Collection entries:
===
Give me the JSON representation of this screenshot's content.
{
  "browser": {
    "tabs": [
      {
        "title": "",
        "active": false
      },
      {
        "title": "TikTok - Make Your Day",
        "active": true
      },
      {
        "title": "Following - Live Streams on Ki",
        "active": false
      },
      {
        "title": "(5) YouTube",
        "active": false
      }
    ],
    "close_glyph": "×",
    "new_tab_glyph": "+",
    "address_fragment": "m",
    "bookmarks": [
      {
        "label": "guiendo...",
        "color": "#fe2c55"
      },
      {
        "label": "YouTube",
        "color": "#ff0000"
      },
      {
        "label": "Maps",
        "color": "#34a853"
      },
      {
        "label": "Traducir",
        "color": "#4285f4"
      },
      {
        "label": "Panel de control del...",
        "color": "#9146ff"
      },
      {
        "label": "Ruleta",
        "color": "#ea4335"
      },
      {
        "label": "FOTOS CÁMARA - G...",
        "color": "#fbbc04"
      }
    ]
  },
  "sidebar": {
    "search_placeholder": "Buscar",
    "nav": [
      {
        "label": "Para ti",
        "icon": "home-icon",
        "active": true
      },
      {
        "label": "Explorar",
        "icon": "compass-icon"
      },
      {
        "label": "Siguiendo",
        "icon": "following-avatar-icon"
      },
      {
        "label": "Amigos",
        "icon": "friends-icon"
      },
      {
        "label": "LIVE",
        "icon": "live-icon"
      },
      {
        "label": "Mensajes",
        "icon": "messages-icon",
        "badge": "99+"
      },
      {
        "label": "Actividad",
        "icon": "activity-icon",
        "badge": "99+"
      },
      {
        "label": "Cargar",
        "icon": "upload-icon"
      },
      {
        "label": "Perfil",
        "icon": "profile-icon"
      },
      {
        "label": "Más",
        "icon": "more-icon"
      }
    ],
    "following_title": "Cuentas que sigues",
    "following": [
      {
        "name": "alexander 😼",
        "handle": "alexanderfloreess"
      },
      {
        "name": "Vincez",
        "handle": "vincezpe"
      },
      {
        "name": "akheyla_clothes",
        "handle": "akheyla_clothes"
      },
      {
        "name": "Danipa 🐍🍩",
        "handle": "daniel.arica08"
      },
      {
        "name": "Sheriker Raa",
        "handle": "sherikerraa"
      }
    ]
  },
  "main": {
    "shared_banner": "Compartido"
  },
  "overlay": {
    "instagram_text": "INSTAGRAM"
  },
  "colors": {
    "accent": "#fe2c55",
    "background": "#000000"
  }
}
===
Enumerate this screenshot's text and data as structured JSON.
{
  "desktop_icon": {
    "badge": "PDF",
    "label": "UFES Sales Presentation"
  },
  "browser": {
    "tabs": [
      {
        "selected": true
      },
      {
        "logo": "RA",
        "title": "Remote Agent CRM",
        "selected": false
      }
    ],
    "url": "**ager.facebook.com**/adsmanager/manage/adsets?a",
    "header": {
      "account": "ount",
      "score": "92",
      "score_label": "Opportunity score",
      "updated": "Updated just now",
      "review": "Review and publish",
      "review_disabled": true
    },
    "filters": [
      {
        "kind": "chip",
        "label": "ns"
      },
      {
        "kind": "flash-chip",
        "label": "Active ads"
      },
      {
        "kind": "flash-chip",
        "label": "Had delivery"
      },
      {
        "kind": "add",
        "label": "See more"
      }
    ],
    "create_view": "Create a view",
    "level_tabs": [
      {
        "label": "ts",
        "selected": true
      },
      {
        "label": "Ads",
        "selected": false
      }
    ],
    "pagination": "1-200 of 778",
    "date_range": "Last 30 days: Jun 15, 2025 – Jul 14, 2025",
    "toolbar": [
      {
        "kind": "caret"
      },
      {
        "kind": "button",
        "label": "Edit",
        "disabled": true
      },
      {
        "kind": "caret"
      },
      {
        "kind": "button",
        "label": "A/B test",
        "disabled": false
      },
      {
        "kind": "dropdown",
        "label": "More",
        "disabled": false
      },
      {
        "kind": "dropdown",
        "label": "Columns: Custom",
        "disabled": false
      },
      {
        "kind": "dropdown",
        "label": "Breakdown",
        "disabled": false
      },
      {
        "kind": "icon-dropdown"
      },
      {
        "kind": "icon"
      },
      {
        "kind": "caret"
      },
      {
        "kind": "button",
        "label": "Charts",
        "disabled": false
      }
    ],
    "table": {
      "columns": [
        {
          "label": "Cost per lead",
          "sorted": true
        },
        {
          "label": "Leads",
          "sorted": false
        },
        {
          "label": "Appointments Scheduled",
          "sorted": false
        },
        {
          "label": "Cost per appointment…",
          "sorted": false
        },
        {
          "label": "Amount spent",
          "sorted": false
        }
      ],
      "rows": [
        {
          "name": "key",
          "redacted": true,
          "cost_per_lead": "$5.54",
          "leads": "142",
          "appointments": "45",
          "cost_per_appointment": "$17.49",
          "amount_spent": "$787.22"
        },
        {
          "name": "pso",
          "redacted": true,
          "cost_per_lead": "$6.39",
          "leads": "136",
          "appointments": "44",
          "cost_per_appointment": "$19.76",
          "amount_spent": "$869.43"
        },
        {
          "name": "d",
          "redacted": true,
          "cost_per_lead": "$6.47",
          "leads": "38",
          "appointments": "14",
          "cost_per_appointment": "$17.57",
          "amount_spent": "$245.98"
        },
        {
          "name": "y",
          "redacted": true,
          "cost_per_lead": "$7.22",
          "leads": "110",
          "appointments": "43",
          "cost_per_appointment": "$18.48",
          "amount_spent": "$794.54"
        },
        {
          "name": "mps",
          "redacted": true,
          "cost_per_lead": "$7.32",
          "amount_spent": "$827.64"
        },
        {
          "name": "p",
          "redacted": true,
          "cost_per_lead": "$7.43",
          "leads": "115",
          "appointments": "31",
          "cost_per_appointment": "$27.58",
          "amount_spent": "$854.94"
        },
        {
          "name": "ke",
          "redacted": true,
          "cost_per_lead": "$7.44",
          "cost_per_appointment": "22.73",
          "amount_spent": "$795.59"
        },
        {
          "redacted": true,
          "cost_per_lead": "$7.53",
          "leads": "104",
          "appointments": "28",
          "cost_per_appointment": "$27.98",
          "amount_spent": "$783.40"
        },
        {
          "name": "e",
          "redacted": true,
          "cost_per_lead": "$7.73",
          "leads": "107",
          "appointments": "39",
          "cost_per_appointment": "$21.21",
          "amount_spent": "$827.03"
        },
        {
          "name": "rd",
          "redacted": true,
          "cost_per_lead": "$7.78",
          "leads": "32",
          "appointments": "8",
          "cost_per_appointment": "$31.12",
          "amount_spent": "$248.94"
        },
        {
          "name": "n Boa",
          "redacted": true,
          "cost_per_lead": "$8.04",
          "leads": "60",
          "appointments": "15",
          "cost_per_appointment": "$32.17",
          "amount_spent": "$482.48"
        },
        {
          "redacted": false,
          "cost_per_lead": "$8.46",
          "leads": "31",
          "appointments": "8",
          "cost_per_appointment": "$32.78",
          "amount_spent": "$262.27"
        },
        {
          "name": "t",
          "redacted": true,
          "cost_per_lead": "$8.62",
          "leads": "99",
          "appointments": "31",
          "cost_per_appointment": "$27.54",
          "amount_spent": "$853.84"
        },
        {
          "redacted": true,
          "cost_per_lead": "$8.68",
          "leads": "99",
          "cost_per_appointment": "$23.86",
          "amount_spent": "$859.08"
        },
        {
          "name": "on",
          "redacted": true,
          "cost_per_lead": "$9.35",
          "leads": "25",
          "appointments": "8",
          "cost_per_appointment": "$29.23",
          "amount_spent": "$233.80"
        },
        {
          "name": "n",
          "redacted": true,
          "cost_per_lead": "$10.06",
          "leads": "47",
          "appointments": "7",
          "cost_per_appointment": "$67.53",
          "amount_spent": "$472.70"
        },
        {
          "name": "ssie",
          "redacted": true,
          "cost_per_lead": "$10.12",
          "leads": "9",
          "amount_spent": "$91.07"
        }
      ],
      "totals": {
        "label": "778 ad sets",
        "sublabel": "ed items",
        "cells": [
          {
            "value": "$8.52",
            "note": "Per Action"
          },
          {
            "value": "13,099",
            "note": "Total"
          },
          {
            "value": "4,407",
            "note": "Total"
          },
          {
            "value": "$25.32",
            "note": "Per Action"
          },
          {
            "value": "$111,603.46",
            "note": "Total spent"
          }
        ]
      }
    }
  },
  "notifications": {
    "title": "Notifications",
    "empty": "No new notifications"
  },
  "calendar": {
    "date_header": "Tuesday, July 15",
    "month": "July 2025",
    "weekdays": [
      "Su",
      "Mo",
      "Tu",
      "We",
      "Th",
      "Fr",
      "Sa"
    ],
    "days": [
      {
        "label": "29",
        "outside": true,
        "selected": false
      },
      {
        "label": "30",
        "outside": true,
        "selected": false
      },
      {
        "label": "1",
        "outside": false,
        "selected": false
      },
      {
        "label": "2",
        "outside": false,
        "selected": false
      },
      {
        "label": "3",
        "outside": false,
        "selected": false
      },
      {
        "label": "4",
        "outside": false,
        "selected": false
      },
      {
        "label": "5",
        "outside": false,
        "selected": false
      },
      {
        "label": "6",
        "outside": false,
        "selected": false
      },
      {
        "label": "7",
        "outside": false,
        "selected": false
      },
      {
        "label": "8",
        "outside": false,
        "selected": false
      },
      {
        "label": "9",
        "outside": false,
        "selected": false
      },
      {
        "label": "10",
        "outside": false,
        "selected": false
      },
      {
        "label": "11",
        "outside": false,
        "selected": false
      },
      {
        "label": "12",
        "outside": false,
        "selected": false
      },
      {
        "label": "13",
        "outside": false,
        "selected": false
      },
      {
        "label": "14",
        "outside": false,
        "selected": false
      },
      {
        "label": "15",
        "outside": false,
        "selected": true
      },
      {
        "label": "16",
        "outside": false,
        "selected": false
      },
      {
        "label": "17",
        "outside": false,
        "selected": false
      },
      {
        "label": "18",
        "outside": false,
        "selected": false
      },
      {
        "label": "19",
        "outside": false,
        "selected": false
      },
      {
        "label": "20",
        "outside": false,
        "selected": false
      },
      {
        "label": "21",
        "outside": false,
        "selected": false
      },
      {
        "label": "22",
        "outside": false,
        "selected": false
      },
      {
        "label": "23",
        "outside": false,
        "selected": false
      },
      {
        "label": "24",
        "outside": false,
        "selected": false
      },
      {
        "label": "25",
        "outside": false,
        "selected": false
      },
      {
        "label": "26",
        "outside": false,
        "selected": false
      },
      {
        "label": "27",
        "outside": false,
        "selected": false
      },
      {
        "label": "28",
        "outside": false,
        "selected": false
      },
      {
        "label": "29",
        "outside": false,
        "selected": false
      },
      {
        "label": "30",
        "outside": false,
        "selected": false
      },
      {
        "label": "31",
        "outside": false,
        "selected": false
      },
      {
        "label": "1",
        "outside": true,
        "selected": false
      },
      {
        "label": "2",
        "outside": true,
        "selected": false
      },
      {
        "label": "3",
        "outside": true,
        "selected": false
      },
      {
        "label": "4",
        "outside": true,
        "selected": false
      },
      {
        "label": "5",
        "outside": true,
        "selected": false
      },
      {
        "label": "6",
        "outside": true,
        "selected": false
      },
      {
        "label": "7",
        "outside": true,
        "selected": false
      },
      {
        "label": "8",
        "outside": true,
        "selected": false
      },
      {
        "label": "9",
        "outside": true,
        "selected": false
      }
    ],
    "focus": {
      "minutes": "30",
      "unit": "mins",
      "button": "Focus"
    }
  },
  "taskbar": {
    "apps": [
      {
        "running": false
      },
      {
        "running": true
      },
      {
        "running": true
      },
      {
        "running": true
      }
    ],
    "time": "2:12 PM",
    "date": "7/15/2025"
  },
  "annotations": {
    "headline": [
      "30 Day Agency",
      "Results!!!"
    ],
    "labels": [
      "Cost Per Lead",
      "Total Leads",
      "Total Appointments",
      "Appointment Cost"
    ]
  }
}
===
● Stated exercise: Go through the material and select each line with the string "this" in it.

● Response below:
Give me the JSON representation of this screenshot's content.
Enumerate this screenshot's text and data as structured JSON.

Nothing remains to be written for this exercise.